━━━━━ EXERCISE INPUTS
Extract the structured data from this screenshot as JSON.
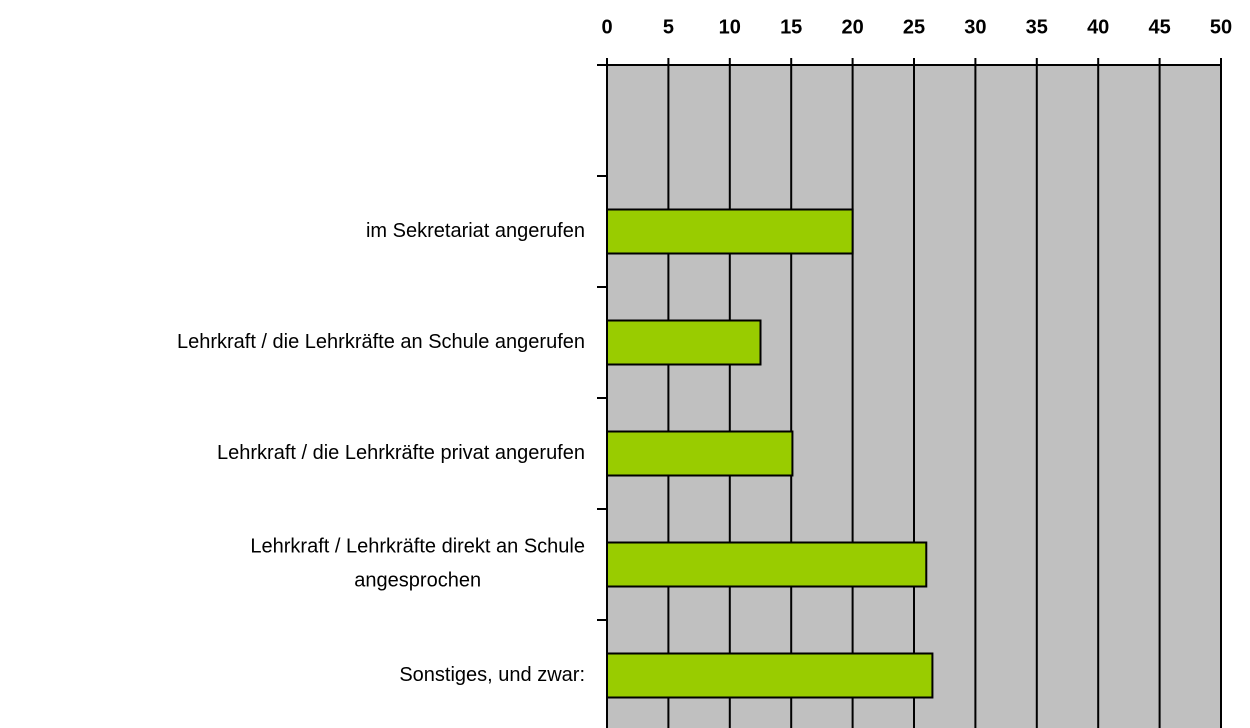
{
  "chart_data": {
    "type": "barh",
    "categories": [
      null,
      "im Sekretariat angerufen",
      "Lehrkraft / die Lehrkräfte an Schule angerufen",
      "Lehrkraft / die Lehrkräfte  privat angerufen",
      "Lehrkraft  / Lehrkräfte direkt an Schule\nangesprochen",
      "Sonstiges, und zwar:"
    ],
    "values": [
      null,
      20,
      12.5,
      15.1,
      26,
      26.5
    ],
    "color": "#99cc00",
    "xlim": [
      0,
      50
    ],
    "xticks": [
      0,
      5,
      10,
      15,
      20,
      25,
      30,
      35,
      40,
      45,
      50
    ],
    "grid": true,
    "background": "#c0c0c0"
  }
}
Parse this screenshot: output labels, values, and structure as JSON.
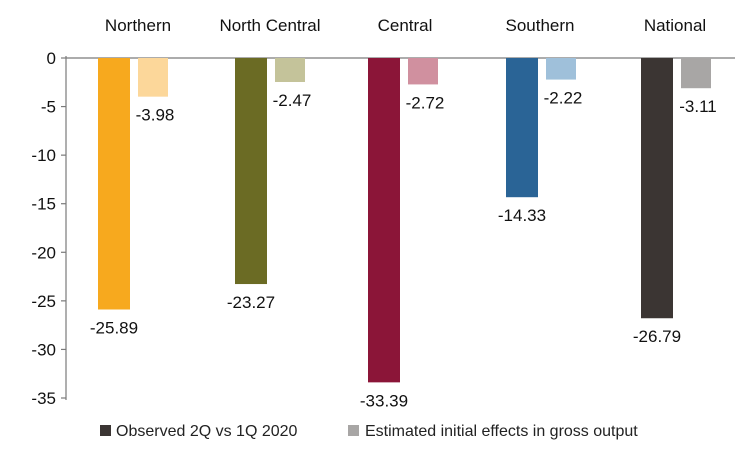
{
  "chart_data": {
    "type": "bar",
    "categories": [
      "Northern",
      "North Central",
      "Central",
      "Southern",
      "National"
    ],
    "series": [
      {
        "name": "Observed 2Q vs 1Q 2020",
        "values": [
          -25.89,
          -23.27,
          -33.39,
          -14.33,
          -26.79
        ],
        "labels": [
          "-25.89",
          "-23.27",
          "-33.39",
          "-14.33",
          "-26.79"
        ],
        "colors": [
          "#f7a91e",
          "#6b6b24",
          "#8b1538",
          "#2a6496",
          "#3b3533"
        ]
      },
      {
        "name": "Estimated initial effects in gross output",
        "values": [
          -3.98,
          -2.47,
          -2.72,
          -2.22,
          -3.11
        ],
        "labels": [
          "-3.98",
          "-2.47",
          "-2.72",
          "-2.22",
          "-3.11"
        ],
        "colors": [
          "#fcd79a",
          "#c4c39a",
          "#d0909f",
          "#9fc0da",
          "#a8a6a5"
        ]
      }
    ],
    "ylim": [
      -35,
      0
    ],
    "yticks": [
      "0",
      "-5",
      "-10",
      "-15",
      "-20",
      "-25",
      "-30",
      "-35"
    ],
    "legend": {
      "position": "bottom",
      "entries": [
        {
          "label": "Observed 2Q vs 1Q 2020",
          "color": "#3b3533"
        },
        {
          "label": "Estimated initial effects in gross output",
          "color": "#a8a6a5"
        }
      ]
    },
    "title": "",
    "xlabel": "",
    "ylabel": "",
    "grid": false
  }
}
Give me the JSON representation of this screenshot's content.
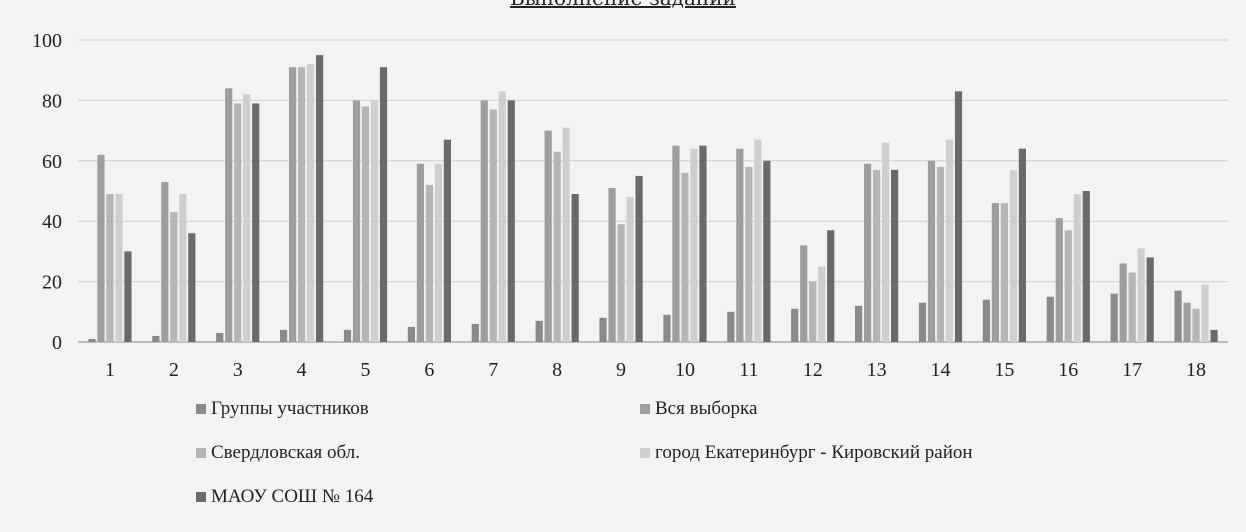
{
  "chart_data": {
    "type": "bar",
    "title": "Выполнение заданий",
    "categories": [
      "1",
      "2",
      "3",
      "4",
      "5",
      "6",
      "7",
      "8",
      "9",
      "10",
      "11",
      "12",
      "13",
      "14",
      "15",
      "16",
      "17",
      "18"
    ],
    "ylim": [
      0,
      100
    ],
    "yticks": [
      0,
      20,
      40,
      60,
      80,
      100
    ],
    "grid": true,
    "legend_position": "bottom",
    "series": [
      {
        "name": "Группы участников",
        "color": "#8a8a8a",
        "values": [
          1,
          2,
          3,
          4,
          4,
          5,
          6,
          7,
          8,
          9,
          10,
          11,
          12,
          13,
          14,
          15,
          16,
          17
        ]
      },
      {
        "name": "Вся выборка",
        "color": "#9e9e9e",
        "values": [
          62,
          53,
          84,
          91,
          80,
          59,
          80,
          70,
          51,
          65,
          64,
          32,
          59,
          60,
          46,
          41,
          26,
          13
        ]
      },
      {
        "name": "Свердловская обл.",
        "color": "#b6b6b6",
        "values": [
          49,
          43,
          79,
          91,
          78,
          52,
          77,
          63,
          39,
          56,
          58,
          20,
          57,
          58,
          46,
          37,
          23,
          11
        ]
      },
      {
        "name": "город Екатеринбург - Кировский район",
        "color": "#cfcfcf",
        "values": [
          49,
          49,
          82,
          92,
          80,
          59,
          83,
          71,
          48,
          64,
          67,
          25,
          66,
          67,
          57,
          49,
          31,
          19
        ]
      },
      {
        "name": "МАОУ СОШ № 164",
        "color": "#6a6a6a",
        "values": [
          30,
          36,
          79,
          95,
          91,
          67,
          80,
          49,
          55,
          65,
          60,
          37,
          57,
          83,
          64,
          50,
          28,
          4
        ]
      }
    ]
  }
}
━━━━━━━━━━
-- WHAT YOU SHOULD DO --
Which lines hold the string "screenshot"? Copy all of them from the data above.

-- RESULT FOR THIS EXERCISE --
Extract the structured data from this screenshot as JSON.
Parse this screenshot: output labels, values, and structure as JSON.
Give me the JSON representation of this screenshot's content.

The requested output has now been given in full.